TASK: All of the data below should be written out exactly.

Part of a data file
----------------

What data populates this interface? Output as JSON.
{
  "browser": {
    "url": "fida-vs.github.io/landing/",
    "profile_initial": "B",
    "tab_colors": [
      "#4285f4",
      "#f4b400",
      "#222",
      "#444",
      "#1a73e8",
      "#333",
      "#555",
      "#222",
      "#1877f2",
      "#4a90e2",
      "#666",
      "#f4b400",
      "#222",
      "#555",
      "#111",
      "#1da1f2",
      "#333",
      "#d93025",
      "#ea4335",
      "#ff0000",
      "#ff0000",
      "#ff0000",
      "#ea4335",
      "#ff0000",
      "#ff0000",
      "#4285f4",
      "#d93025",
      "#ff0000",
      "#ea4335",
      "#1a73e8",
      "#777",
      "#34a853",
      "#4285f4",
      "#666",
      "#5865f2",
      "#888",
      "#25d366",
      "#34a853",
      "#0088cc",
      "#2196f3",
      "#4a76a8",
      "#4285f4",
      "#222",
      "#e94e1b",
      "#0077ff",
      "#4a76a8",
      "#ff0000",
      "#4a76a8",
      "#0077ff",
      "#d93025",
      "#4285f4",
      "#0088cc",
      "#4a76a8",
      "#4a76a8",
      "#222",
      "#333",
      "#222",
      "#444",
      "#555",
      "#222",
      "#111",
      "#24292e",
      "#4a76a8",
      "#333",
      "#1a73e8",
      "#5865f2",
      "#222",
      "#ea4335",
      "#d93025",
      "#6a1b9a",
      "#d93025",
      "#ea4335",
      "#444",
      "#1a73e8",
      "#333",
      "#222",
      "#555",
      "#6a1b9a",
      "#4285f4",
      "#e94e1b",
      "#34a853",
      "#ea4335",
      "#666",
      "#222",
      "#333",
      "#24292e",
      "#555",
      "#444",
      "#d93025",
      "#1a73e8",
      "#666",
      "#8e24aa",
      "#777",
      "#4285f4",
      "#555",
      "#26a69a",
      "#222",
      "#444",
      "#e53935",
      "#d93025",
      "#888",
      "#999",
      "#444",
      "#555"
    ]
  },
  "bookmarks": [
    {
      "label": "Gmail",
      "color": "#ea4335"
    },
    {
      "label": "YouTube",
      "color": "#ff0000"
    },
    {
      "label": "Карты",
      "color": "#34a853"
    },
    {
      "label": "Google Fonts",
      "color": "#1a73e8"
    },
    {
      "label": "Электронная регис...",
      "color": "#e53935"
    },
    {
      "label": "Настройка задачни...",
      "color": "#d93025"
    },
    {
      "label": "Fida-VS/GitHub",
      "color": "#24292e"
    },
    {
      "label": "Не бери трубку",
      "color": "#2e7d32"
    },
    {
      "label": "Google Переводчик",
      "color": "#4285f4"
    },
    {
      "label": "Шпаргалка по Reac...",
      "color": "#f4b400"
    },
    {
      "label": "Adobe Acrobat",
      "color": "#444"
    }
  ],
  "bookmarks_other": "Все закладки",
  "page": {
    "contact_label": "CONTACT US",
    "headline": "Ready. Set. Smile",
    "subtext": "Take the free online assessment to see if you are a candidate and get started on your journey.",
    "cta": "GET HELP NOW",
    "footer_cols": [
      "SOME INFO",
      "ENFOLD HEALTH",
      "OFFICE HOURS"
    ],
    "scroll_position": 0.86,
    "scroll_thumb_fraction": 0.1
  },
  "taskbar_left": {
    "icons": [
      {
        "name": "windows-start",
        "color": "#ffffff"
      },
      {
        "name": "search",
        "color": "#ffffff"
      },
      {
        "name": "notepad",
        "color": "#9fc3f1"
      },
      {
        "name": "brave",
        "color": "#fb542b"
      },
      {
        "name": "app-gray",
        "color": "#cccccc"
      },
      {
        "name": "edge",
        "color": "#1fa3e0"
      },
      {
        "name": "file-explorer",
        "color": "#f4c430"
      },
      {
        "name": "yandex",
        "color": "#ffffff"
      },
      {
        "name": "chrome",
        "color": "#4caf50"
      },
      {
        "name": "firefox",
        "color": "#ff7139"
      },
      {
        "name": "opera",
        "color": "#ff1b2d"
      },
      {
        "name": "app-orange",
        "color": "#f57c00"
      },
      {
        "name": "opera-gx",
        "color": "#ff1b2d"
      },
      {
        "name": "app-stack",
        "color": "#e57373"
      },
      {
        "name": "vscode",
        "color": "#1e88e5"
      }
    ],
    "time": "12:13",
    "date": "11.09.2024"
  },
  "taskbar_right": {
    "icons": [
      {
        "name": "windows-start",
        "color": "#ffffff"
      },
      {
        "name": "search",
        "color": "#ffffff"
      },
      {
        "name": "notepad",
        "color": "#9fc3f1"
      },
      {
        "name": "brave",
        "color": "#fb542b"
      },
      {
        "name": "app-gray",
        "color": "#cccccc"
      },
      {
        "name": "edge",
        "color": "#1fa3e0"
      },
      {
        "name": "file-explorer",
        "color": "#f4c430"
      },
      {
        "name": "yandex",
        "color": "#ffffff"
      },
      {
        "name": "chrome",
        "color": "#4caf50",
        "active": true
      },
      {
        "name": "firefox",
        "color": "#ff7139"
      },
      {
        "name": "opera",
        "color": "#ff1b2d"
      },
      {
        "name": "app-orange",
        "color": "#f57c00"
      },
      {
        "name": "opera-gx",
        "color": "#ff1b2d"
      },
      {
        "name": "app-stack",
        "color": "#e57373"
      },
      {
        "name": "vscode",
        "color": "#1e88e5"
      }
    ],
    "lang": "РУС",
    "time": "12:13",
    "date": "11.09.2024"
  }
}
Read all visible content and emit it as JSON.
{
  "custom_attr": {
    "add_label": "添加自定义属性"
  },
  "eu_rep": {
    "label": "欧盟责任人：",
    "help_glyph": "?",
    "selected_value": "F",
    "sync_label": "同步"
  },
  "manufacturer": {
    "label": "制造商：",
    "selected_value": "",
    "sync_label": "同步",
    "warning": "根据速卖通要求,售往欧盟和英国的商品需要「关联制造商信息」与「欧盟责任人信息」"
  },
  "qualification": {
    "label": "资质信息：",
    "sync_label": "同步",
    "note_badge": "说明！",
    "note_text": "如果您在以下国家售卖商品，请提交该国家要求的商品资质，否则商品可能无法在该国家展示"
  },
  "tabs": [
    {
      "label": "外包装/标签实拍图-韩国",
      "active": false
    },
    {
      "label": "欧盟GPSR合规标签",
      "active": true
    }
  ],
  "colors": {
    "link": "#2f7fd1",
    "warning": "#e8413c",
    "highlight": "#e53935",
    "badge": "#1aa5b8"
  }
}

----------------

RESULT:
What data populates this interface? Output as JSON.
{
  "browser": {
    "url": "fida-vs.github.io/landing/",
    "profile_initial": "B",
    "tab_colors": [
      "#4285f4",
      "#f4b400",
      "#222",
      "#444",
      "#1a73e8",
      "#333",
      "#555",
      "#222",
      "#1877f2",
      "#4a90e2",
      "#666",
      "#f4b400",
      "#222",
      "#555",
      "#111",
      "#1da1f2",
      "#333",
      "#d93025",
      "#ea4335",
      "#ff0000",
      "#ff0000",
      "#ff0000",
      "#ea4335",
      "#ff0000",
      "#ff0000",
      "#4285f4",
      "#d93025",
      "#ff0000",
      "#ea4335",
      "#1a73e8",
      "#777",
      "#34a853",
      "#4285f4",
      "#666",
      "#5865f2",
      "#888",
      "#25d366",
      "#34a853",
      "#0088cc",
      "#2196f3",
      "#4a76a8",
      "#4285f4",
      "#222",
      "#e94e1b",
      "#0077ff",
      "#4a76a8",
      "#ff0000",
      "#4a76a8",
      "#0077ff",
      "#d93025",
      "#4285f4",
      "#0088cc",
      "#4a76a8",
      "#4a76a8",
      "#222",
      "#333",
      "#222",
      "#444",
      "#555",
      "#222",
      "#111",
      "#24292e",
      "#4a76a8",
      "#333",
      "#1a73e8",
      "#5865f2",
      "#222",
      "#ea4335",
      "#d93025",
      "#6a1b9a",
      "#d93025",
      "#ea4335",
      "#444",
      "#1a73e8",
      "#333",
      "#222",
      "#555",
      "#6a1b9a",
      "#4285f4",
      "#e94e1b",
      "#34a853",
      "#ea4335",
      "#666",
      "#222",
      "#333",
      "#24292e",
      "#555",
      "#444",
      "#d93025",
      "#1a73e8",
      "#666",
      "#8e24aa",
      "#777",
      "#4285f4",
      "#555",
      "#26a69a",
      "#222",
      "#444",
      "#e53935",
      "#d93025",
      "#888",
      "#999",
      "#444",
      "#555"
    ]
  },
  "bookmarks": [
    {
      "label": "Gmail",
      "color": "#ea4335"
    },
    {
      "label": "YouTube",
      "color": "#ff0000"
    },
    {
      "label": "Карты",
      "color": "#34a853"
    },
    {
      "label": "Google Fonts",
      "color": "#1a73e8"
    },
    {
      "label": "Электронная регис...",
      "color": "#e53935"
    },
    {
      "label": "Настройка задачни...",
      "color": "#d93025"
    },
    {
      "label": "Fida-VS/GitHub",
      "color": "#24292e"
    },
    {
      "label": "Не бери трубку",
      "color": "#2e7d32"
    },
    {
      "label": "Google Переводчик",
      "color": "#4285f4"
    },
    {
      "label": "Шпаргалка по Reac...",
      "color": "#f4b400"
    },
    {
      "label": "Adobe Acrobat",
      "color": "#444"
    }
  ],
  "bookmarks_other": "Все закладки",
  "page": {
    "contact_label": "CONTACT US",
    "headline": "Ready. Set. Smile",
    "subtext": "Take the free online assessment to see if you are a candidate and get started on your journey.",
    "cta": "GET HELP NOW",
    "footer_cols": [
      "SOME INFO",
      "ENFOLD HEALTH",
      "OFFICE HOURS"
    ],
    "scroll_position": 0.86,
    "scroll_thumb_fraction": 0.1
  },
  "taskbar_left": {
    "icons": [
      {
        "name": "windows-start",
        "color": "#ffffff"
      },
      {
        "name": "search",
        "color": "#ffffff"
      },
      {
        "name": "notepad",
        "color": "#9fc3f1"
      },
      {
        "name": "brave",
        "color": "#fb542b"
      },
      {
        "name": "app-gray",
        "color": "#cccccc"
      },
      {
        "name": "edge",
        "color": "#1fa3e0"
      },
      {
        "name": "file-explorer",
        "color": "#f4c430"
      },
      {
        "name": "yandex",
        "color": "#ffffff"
      },
      {
        "name": "chrome",
        "color": "#4caf50"
      },
      {
        "name": "firefox",
        "color": "#ff7139"
      },
      {
        "name": "opera",
        "color": "#ff1b2d"
      },
      {
        "name": "app-orange",
        "color": "#f57c00"
      },
      {
        "name": "opera-gx",
        "color": "#ff1b2d"
      },
      {
        "name": "app-stack",
        "color": "#e57373"
      },
      {
        "name": "vscode",
        "color": "#1e88e5"
      }
    ],
    "time": "12:13",
    "date": "11.09.2024"
  },
  "taskbar_right": {
    "icons": [
      {
        "name": "windows-start",
        "color": "#ffffff"
      },
      {
        "name": "search",
        "color": "#ffffff"
      },
      {
        "name": "notepad",
        "color": "#9fc3f1"
      },
      {
        "name": "brave",
        "color": "#fb542b"
      },
      {
        "name": "app-gray",
        "color": "#cccccc"
      },
      {
        "name": "edge",
        "color": "#1fa3e0"
      },
      {
        "name": "file-explorer",
        "color": "#f4c430"
      },
      {
        "name": "yandex",
        "color": "#ffffff"
      },
      {
        "name": "chrome",
        "color": "#4caf50",
        "active": true
      },
      {
        "name": "firefox",
        "color": "#ff7139"
      },
      {
        "name": "opera",
        "color": "#ff1b2d"
      },
      {
        "name": "app-orange",
        "color": "#f57c00"
      },
      {
        "name": "opera-gx",
        "color": "#ff1b2d"
      },
      {
        "name": "app-stack",
        "color": "#e57373"
      },
      {
        "name": "vscode",
        "color": "#1e88e5"
      }
    ],
    "lang": "РУС",
    "time": "12:13",
    "date": "11.09.2024"
  }
}
Read all visible content and emit it as JSON.
{
  "custom_attr": {
    "add_label": "添加自定义属性"
  },
  "eu_rep": {
    "label": "欧盟责任人：",
    "help_glyph": "?",
    "selected_value": "F",
    "sync_label": "同步"
  },
  "manufacturer": {
    "label": "制造商：",
    "selected_value": "",
    "sync_label": "同步",
    "warning": "根据速卖通要求,售往欧盟和英国的商品需要「关联制造商信息」与「欧盟责任人信息」"
  },
  "qualification": {
    "label": "资质信息：",
    "sync_label": "同步",
    "note_badge": "说明！",
    "note_text": "如果您在以下国家售卖商品，请提交该国家要求的商品资质，否则商品可能无法在该国家展示"
  },
  "tabs": [
    {
      "label": "外包装/标签实拍图-韩国",
      "active": false
    },
    {
      "label": "欧盟GPSR合规标签",
      "active": true
    }
  ],
  "colors": {
    "link": "#2f7fd1",
    "warning": "#e8413c",
    "highlight": "#e53935",
    "badge": "#1aa5b8"
  }
}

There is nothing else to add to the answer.